Scan the records below for lines with the word "icon", then state how many you find and nothing else.

[Stored entries]

— START —

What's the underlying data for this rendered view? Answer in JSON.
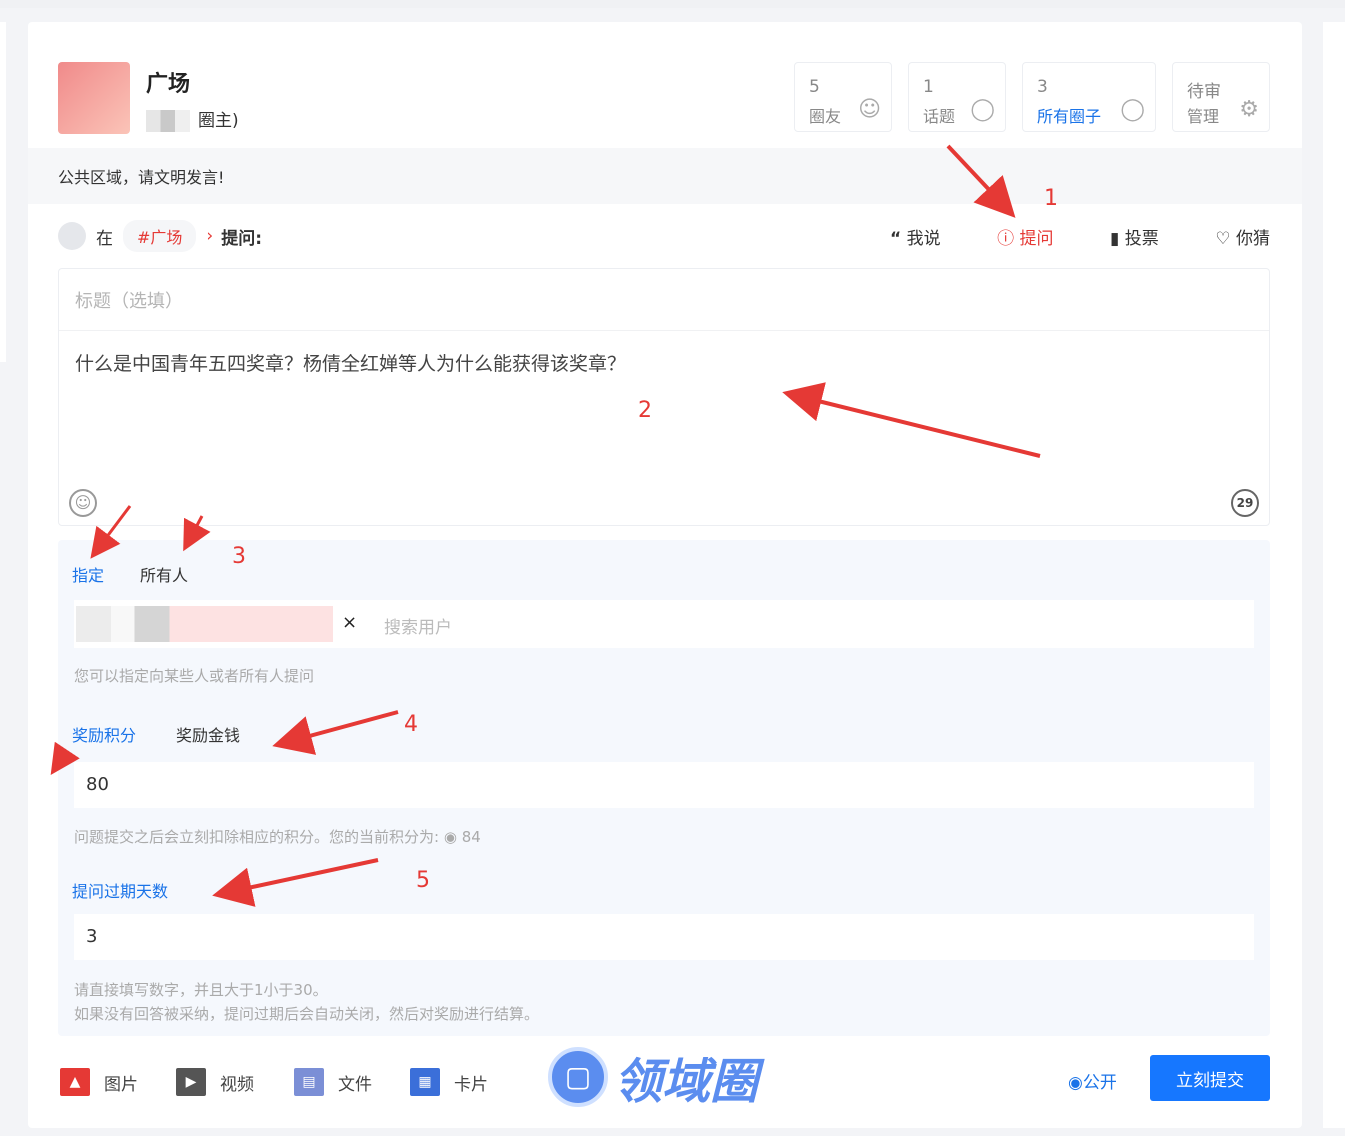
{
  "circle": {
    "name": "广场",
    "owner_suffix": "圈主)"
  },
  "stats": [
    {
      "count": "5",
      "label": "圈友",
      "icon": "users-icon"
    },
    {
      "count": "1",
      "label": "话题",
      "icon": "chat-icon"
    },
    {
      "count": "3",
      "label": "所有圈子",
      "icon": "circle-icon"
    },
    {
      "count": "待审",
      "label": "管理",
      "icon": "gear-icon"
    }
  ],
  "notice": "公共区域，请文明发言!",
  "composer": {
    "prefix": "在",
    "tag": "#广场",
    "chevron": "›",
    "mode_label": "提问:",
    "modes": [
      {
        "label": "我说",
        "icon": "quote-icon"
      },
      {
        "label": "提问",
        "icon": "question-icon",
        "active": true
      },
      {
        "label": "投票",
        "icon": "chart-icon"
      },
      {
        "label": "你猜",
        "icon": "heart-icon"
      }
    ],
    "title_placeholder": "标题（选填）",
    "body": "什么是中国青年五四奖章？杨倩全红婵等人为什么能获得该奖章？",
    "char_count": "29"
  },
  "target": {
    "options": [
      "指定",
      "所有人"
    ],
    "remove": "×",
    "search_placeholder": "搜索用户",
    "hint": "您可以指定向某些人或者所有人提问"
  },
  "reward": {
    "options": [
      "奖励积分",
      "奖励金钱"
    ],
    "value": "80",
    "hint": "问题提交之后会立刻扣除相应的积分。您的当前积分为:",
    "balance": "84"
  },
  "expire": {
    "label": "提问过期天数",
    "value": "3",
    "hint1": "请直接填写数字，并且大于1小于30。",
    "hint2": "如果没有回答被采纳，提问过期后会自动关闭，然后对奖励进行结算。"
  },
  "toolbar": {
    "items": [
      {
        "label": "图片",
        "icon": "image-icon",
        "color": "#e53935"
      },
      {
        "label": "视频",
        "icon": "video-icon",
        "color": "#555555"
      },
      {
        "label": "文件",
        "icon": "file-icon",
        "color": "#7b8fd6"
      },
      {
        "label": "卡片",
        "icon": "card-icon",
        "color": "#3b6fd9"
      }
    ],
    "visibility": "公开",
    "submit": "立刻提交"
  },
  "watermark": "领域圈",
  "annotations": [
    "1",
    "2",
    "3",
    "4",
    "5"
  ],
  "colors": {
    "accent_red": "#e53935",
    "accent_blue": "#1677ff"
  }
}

— END —

▶ **EXERCISE ANSWER**
12